What to produce:
All lines holding the string "Θεοῦ" are to be shown.

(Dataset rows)
------------------------------------------------

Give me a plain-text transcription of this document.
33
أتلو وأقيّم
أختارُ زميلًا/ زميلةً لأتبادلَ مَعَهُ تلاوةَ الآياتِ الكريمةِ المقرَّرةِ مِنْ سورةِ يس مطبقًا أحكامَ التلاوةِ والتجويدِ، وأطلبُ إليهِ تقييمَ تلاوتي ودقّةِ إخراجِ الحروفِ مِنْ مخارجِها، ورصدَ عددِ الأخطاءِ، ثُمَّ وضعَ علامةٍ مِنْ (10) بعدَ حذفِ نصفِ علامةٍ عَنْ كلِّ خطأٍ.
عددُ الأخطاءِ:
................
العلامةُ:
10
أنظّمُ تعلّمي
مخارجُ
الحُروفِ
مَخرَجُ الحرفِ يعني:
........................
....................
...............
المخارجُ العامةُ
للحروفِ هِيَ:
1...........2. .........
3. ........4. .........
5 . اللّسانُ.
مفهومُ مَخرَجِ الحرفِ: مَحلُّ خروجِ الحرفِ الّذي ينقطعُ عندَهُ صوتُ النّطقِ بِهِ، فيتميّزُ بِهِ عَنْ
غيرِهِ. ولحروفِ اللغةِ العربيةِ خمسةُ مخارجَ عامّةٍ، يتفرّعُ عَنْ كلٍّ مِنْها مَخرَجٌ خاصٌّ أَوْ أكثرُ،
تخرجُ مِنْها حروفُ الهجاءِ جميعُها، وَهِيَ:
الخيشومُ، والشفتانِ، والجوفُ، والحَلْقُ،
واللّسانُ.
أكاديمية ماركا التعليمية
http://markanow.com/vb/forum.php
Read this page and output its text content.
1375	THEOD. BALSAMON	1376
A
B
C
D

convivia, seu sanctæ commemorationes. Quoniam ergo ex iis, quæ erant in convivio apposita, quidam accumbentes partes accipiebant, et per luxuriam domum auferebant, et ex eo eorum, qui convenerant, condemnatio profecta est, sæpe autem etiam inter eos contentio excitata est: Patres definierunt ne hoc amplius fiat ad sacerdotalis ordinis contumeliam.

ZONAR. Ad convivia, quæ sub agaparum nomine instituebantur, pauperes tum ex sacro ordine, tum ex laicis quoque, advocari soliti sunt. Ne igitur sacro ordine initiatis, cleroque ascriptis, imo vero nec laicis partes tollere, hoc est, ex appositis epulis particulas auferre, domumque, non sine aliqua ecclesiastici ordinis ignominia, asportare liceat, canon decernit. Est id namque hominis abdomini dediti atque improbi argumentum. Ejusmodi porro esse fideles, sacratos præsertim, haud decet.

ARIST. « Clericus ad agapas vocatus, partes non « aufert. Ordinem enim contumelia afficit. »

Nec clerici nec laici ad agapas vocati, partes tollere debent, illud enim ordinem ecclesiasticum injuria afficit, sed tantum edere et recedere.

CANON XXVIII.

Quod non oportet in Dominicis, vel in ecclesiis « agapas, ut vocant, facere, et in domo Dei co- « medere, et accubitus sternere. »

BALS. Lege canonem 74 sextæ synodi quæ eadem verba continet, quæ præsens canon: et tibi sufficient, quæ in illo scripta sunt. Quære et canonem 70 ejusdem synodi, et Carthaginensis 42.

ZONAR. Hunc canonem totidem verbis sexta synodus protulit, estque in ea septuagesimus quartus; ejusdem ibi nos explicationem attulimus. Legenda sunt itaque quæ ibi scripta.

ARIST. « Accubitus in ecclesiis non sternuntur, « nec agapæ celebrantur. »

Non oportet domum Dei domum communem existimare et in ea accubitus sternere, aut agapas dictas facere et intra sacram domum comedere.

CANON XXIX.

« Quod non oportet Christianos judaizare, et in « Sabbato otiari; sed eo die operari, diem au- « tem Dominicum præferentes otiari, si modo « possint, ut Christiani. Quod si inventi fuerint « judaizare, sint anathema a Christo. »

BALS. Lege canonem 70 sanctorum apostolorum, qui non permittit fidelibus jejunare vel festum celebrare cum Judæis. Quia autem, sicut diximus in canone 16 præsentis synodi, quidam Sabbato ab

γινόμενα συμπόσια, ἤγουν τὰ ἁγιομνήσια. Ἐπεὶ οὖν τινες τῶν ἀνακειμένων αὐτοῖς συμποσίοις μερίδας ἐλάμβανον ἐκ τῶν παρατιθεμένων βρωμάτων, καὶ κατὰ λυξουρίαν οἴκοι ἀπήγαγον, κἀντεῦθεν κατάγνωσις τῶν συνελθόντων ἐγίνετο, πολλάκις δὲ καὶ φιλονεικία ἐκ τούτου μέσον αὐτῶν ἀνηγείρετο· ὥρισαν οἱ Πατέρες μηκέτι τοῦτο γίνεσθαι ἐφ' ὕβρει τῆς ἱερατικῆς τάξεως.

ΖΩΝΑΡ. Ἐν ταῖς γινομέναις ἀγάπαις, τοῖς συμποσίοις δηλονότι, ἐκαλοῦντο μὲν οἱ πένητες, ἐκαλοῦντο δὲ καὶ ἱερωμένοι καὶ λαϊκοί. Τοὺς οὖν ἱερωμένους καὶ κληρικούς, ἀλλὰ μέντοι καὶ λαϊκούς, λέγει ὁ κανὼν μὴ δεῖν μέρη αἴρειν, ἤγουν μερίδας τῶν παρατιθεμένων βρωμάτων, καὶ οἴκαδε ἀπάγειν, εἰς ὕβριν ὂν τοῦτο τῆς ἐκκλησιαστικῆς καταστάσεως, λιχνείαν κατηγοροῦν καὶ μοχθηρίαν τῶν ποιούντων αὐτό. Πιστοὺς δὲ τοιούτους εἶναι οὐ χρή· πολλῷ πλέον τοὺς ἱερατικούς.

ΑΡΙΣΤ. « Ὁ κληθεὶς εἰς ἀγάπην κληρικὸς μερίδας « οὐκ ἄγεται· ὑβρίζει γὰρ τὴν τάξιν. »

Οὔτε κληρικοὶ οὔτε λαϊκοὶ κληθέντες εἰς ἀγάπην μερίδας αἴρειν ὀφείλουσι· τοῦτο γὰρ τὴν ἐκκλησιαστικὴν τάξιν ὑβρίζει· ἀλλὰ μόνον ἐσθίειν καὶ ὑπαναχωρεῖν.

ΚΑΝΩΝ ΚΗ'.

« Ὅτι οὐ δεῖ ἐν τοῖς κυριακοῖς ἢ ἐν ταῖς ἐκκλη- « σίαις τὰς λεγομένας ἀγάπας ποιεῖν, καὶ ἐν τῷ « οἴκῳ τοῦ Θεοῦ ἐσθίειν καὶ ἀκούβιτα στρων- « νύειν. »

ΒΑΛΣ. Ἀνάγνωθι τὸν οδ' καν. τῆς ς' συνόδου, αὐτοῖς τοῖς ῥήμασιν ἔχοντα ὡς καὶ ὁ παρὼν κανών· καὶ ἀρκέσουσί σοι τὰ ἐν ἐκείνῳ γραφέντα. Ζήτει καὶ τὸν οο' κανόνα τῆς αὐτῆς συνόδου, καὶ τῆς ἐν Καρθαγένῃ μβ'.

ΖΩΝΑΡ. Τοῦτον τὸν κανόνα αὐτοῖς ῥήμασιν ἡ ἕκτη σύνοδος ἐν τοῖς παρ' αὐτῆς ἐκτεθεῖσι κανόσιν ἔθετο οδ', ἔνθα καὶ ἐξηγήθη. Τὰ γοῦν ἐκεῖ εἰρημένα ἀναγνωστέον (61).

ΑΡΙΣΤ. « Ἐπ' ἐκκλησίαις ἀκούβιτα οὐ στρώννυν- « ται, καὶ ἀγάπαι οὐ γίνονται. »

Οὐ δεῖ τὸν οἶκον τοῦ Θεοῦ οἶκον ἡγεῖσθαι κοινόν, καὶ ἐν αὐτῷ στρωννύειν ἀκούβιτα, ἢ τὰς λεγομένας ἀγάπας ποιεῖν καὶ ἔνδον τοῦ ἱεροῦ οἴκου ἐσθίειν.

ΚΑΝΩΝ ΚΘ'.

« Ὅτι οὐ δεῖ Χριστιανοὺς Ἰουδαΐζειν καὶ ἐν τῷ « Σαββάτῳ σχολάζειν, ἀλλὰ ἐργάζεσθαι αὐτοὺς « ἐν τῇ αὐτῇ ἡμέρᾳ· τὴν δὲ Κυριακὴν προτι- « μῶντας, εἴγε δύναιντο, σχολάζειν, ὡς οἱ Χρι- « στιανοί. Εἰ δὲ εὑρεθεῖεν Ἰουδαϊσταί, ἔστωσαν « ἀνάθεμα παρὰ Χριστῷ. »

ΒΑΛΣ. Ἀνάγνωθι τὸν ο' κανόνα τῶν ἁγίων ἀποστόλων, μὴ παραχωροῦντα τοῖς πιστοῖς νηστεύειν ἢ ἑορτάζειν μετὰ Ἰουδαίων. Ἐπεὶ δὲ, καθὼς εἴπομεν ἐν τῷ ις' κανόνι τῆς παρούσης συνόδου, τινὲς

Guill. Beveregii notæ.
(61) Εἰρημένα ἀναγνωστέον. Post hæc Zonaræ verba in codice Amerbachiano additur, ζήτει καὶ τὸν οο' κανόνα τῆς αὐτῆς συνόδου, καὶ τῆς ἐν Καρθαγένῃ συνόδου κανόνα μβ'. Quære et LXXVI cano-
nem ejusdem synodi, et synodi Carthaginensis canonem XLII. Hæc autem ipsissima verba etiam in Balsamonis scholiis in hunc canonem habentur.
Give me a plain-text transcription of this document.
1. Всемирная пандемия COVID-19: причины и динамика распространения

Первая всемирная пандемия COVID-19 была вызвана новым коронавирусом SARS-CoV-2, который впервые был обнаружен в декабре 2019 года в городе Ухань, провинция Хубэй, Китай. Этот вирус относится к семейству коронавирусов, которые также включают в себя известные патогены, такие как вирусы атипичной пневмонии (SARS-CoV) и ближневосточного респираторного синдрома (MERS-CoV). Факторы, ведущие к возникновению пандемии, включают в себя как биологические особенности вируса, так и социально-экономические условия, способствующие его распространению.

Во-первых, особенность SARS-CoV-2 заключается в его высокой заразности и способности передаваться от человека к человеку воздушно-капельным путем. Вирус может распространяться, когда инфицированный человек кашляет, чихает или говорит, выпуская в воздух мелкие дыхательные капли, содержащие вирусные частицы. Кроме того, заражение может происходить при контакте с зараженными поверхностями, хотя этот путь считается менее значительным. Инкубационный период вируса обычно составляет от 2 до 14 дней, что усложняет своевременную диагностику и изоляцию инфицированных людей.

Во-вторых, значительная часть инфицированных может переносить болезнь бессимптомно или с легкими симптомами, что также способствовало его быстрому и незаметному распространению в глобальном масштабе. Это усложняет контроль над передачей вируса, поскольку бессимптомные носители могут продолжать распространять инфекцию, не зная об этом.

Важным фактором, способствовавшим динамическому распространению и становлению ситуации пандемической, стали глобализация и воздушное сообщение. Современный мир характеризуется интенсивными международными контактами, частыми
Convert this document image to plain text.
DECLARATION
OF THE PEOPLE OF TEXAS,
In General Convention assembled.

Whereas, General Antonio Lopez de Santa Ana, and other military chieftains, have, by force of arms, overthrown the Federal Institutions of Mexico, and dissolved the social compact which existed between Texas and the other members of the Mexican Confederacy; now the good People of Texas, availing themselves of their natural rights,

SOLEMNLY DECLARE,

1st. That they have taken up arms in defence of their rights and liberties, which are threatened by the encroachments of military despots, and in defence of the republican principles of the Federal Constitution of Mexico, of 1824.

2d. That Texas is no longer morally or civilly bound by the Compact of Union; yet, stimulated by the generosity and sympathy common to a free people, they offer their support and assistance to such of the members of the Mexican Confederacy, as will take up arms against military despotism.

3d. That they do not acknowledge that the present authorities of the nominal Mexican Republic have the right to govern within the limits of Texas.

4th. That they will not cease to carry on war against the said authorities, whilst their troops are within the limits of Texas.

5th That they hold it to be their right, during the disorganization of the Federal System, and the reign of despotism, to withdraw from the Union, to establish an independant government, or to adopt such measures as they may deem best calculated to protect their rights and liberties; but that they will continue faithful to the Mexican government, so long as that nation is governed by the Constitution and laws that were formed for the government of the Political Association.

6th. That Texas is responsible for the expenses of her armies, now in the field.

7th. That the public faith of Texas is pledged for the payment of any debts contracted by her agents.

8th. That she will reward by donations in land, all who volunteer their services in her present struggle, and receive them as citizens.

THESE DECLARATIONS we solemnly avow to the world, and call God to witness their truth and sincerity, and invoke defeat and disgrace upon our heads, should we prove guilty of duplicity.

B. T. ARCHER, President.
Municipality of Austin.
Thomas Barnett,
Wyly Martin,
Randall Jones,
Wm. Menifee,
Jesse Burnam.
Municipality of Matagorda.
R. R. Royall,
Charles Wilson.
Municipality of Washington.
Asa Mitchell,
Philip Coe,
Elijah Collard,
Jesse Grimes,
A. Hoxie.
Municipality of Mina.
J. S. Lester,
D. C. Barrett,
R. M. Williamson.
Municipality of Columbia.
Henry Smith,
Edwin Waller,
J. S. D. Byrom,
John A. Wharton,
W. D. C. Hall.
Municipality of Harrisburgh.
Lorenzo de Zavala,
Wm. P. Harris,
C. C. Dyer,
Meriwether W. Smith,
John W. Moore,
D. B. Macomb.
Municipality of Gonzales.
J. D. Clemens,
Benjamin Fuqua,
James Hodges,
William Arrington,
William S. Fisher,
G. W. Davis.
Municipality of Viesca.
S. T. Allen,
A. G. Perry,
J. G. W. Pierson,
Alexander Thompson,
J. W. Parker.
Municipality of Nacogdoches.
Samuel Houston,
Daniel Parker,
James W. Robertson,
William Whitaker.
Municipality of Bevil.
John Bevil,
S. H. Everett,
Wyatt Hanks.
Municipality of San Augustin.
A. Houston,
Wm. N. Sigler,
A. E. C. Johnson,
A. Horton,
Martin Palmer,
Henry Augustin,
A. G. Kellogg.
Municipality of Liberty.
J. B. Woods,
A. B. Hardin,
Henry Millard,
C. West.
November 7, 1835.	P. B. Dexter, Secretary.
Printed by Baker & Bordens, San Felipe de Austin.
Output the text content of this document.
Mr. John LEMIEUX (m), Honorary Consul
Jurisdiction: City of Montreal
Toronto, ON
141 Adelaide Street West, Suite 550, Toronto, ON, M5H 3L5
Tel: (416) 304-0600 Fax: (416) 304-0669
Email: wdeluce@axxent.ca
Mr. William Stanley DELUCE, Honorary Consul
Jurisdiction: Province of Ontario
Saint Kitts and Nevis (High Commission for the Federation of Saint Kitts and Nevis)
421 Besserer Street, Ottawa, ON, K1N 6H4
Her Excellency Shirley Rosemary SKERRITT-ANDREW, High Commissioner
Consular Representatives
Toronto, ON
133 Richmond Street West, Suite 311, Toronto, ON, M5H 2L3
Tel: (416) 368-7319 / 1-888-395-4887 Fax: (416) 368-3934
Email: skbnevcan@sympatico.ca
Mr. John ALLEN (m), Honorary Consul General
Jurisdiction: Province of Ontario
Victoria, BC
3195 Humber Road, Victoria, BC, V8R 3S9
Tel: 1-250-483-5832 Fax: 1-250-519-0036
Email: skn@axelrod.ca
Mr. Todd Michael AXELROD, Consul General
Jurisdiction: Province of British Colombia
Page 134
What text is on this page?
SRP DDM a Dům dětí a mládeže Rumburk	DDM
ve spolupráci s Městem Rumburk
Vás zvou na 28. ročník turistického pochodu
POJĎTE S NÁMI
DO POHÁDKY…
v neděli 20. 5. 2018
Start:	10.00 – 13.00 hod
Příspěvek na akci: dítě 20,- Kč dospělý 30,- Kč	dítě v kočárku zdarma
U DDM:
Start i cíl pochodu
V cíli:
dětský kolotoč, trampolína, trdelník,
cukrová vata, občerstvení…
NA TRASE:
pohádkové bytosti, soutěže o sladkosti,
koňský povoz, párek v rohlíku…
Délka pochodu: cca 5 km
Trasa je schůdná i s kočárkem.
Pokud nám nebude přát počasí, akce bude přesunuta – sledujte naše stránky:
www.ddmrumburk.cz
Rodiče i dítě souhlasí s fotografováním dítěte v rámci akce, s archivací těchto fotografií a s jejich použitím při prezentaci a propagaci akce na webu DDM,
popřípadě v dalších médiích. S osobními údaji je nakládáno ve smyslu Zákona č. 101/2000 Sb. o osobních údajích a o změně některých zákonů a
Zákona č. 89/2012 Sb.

------------------------------------------------

Answer to this exercise:
« Ὅτι οὐ δεῖ ἐν τοῖς κυριακοῖς ἢ ἐν ταῖς ἐκκλη- « σίαις τὰς λεγομένας ἀγάπας ποιεῖν, καὶ ἐν τῷ « οἴκῳ τοῦ Θεοῦ ἐσθίειν καὶ ἀκούβιτα στρων- « νύειν. »
Οὐ δεῖ τὸν οἶκον τοῦ Θεοῦ οἶκον ἡγεῖσθαι κοινόν, καὶ ἐν αὐτῷ στρωννύειν ἀκούβιτα, ἢ τὰς λεγομένας ἀγάπας ποιεῖν καὶ ἔνδον τοῦ ἱεροῦ οἴκου ἐσθίειν.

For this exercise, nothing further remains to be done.